====== DATA SECTION ======
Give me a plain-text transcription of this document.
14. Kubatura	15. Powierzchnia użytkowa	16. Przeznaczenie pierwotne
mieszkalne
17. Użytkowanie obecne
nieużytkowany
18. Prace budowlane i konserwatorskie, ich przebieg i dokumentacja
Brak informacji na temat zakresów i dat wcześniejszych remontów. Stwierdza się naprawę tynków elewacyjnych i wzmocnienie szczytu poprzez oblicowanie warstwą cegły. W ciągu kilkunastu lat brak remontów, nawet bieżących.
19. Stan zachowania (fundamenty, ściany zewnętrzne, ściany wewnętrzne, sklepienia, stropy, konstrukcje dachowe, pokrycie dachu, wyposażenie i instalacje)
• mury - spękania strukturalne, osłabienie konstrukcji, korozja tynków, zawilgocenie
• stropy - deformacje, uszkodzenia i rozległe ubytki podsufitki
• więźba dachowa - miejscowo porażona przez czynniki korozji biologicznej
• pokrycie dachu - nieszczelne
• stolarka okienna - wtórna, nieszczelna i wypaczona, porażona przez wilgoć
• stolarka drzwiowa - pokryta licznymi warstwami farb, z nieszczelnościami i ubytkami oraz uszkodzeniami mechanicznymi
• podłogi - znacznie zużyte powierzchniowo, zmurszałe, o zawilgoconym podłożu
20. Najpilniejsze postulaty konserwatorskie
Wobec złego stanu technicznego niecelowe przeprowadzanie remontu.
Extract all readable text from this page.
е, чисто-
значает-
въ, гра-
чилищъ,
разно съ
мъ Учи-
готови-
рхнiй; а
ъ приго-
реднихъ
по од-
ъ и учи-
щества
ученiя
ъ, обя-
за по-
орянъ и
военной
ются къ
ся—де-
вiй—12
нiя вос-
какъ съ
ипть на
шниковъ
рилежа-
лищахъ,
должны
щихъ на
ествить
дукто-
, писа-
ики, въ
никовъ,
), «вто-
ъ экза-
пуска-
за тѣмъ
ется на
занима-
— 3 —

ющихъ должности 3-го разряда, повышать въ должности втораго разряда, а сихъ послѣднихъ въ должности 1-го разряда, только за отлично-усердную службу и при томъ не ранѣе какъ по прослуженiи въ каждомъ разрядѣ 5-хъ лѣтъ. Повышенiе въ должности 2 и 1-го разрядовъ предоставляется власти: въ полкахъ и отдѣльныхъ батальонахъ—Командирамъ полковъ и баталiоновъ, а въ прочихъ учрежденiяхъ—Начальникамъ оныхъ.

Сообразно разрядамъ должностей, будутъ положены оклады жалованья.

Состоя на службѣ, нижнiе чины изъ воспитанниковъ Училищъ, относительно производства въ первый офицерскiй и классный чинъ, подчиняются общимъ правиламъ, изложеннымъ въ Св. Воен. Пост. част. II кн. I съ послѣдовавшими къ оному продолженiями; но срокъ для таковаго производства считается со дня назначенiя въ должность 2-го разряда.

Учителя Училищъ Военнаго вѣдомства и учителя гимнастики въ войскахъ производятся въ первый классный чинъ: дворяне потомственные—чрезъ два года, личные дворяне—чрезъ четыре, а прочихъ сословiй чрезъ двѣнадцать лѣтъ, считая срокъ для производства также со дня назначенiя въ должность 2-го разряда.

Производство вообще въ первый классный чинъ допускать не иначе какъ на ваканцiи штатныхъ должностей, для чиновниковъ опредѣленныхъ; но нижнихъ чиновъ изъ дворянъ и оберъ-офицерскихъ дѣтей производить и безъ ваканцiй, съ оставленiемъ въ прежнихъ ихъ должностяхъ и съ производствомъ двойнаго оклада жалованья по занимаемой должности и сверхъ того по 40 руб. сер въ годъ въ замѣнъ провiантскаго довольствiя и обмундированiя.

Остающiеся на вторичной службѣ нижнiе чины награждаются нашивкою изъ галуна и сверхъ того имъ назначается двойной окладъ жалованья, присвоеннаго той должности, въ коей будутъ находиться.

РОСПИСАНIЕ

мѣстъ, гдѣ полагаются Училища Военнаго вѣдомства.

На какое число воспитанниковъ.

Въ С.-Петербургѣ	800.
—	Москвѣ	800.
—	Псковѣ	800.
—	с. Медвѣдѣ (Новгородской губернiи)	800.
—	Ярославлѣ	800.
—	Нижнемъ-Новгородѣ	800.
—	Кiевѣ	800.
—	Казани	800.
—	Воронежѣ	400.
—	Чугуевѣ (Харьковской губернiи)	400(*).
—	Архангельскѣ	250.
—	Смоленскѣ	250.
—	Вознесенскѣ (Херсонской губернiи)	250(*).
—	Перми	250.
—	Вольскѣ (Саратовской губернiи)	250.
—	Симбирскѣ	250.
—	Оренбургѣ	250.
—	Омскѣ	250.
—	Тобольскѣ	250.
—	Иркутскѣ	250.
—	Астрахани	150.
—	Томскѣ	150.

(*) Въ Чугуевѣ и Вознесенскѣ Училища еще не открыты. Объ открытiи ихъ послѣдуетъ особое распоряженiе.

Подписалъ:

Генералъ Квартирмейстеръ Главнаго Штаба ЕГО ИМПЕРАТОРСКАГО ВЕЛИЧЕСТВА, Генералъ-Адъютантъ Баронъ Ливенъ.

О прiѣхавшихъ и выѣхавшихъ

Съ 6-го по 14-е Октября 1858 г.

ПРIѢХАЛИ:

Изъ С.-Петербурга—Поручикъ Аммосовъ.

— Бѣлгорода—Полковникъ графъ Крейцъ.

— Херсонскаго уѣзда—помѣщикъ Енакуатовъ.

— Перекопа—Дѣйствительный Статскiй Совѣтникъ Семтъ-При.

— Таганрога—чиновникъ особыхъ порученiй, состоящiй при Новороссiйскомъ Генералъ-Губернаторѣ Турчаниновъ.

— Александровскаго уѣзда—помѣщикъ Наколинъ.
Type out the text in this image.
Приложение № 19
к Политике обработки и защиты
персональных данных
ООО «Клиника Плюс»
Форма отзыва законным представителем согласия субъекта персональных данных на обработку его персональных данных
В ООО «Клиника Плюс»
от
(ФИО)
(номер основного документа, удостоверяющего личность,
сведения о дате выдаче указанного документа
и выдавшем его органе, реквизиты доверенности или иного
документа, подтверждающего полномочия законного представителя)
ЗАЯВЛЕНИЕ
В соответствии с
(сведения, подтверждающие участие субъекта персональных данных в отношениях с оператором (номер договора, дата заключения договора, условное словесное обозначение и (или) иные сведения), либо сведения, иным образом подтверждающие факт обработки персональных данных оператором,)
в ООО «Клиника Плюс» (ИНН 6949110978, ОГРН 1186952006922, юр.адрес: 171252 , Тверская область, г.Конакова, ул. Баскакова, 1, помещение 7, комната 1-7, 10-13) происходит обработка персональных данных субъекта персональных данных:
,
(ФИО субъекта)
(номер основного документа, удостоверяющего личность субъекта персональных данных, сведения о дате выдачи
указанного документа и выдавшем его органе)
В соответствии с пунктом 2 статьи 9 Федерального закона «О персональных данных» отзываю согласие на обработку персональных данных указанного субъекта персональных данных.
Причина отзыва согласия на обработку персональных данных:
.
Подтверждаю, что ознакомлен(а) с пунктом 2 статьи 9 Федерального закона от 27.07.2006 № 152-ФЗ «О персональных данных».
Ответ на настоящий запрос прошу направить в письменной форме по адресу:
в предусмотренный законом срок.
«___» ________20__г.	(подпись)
======
• [TASK DESCRIPTION]: Return the listing above in its exact form.

• [RESULT]:
Give me a plain-text transcription of this document.
14. Kubatura	15. Powierzchnia użytkowa	16. Przeznaczenie pierwotne
mieszkalne
17. Użytkowanie obecne
nieużytkowany
18. Prace budowlane i konserwatorskie, ich przebieg i dokumentacja
Brak informacji na temat zakresów i dat wcześniejszych remontów. Stwierdza się naprawę tynków elewacyjnych i wzmocnienie szczytu poprzez oblicowanie warstwą cegły. W ciągu kilkunastu lat brak remontów, nawet bieżących.
19. Stan zachowania (fundamenty, ściany zewnętrzne, ściany wewnętrzne, sklepienia, stropy, konstrukcje dachowe, pokrycie dachu, wyposażenie i instalacje)
• mury - spękania strukturalne, osłabienie konstrukcji, korozja tynków, zawilgocenie
• stropy - deformacje, uszkodzenia i rozległe ubytki podsufitki
• więźba dachowa - miejscowo porażona przez czynniki korozji biologicznej
• pokrycie dachu - nieszczelne
• stolarka okienna - wtórna, nieszczelna i wypaczona, porażona przez wilgoć
• stolarka drzwiowa - pokryta licznymi warstwami farb, z nieszczelnościami i ubytkami oraz uszkodzeniami mechanicznymi
• podłogi - znacznie zużyte powierzchniowo, zmurszałe, o zawilgoconym podłożu
20. Najpilniejsze postulaty konserwatorskie
Wobec złego stanu technicznego niecelowe przeprowadzanie remontu.
Extract all readable text from this page.
е, чисто-
значает-
въ, гра-
чилищъ,
разно съ
мъ Учи-
готови-
рхнiй; а
ъ приго-
реднихъ
по од-
ъ и учи-
щества
ученiя
ъ, обя-
за по-
орянъ и
военной
ются къ
ся—де-
вiй—12
нiя вос-
какъ съ
ипть на
шниковъ
рилежа-
лищахъ,
должны
щихъ на
ествить
дукто-
, писа-
ики, въ
никовъ,
), «вто-
ъ экза-
пуска-
за тѣмъ
ется на
занима-
— 3 —

ющихъ должности 3-го разряда, повышать въ должности втораго разряда, а сихъ послѣднихъ въ должности 1-го разряда, только за отлично-усердную службу и при томъ не ранѣе какъ по прослуженiи въ каждомъ разрядѣ 5-хъ лѣтъ. Повышенiе въ должности 2 и 1-го разрядовъ предоставляется власти: въ полкахъ и отдѣльныхъ батальонахъ—Командирамъ полковъ и баталiоновъ, а въ прочихъ учрежденiяхъ—Начальникамъ оныхъ.

Сообразно разрядамъ должностей, будутъ положены оклады жалованья.

Состоя на службѣ, нижнiе чины изъ воспитанниковъ Училищъ, относительно производства въ первый офицерскiй и классный чинъ, подчиняются общимъ правиламъ, изложеннымъ въ Св. Воен. Пост. част. II кн. I съ послѣдовавшими къ оному продолженiями; но срокъ для таковаго производства считается со дня назначенiя въ должность 2-го разряда.

Учителя Училищъ Военнаго вѣдомства и учителя гимнастики въ войскахъ производятся въ первый классный чинъ: дворяне потомственные—чрезъ два года, личные дворяне—чрезъ четыре, а прочихъ сословiй чрезъ двѣнадцать лѣтъ, считая срокъ для производства также со дня назначенiя въ должность 2-го разряда.

Производство вообще въ первый классный чинъ допускать не иначе какъ на ваканцiи штатныхъ должностей, для чиновниковъ опредѣленныхъ; но нижнихъ чиновъ изъ дворянъ и оберъ-офицерскихъ дѣтей производить и безъ ваканцiй, съ оставленiемъ въ прежнихъ ихъ должностяхъ и съ производствомъ двойнаго оклада жалованья по занимаемой должности и сверхъ того по 40 руб. сер въ годъ въ замѣнъ провiантскаго довольствiя и обмундированiя.

Остающiеся на вторичной службѣ нижнiе чины награждаются нашивкою изъ галуна и сверхъ того имъ назначается двойной окладъ жалованья, присвоеннаго той должности, въ коей будутъ находиться.

РОСПИСАНIЕ

мѣстъ, гдѣ полагаются Училища Военнаго вѣдомства.

На какое число воспитанниковъ.

Въ С.-Петербургѣ	800.
—	Москвѣ	800.
—	Псковѣ	800.
—	с. Медвѣдѣ (Новгородской губернiи)	800.
—	Ярославлѣ	800.
—	Нижнемъ-Новгородѣ	800.
—	Кiевѣ	800.
—	Казани	800.
—	Воронежѣ	400.
—	Чугуевѣ (Харьковской губернiи)	400(*).
—	Архангельскѣ	250.
—	Смоленскѣ	250.
—	Вознесенскѣ (Херсонской губернiи)	250(*).
—	Перми	250.
—	Вольскѣ (Саратовской губернiи)	250.
—	Симбирскѣ	250.
—	Оренбургѣ	250.
—	Омскѣ	250.
—	Тобольскѣ	250.
—	Иркутскѣ	250.
—	Астрахани	150.
—	Томскѣ	150.

(*) Въ Чугуевѣ и Вознесенскѣ Училища еще не открыты. Объ открытiи ихъ послѣдуетъ особое распоряженiе.

Подписалъ:

Генералъ Квартирмейстеръ Главнаго Штаба ЕГО ИМПЕРАТОРСКАГО ВЕЛИЧЕСТВА, Генералъ-Адъютантъ Баронъ Ливенъ.

О прiѣхавшихъ и выѣхавшихъ

Съ 6-го по 14-е Октября 1858 г.

ПРIѢХАЛИ:

Изъ С.-Петербурга—Поручикъ Аммосовъ.

— Бѣлгорода—Полковникъ графъ Крейцъ.

— Херсонскаго уѣзда—помѣщикъ Енакуатовъ.

— Перекопа—Дѣйствительный Статскiй Совѣтникъ Семтъ-При.

— Таганрога—чиновникъ особыхъ порученiй, состоящiй при Новороссiйскомъ Генералъ-Губернаторѣ Турчаниновъ.

— Александровскаго уѣзда—помѣщикъ Наколинъ.
Type out the text in this image.
Приложение № 19
к Политике обработки и защиты
персональных данных
ООО «Клиника Плюс»
Форма отзыва законным представителем согласия субъекта персональных данных на обработку его персональных данных
В ООО «Клиника Плюс»
от
(ФИО)
(номер основного документа, удостоверяющего личность,
сведения о дате выдаче указанного документа
и выдавшем его органе, реквизиты доверенности или иного
документа, подтверждающего полномочия законного представителя)
ЗАЯВЛЕНИЕ
В соответствии с
(сведения, подтверждающие участие субъекта персональных данных в отношениях с оператором (номер договора, дата заключения договора, условное словесное обозначение и (или) иные сведения), либо сведения, иным образом подтверждающие факт обработки персональных данных оператором,)
в ООО «Клиника Плюс» (ИНН 6949110978, ОГРН 1186952006922, юр.адрес: 171252 , Тверская область, г.Конакова, ул. Баскакова, 1, помещение 7, комната 1-7, 10-13) происходит обработка персональных данных субъекта персональных данных:
,
(ФИО субъекта)
(номер основного документа, удостоверяющего личность субъекта персональных данных, сведения о дате выдачи
указанного документа и выдавшем его органе)
В соответствии с пунктом 2 статьи 9 Федерального закона «О персональных данных» отзываю согласие на обработку персональных данных указанного субъекта персональных данных.
Причина отзыва согласия на обработку персональных данных:
.
Подтверждаю, что ознакомлен(а) с пунктом 2 статьи 9 Федерального закона от 27.07.2006 № 152-ФЗ «О персональных данных».
Ответ на настоящий запрос прошу направить в письменной форме по адресу:
в предусмотренный законом срок.
«___» ________20__г.	(подпись)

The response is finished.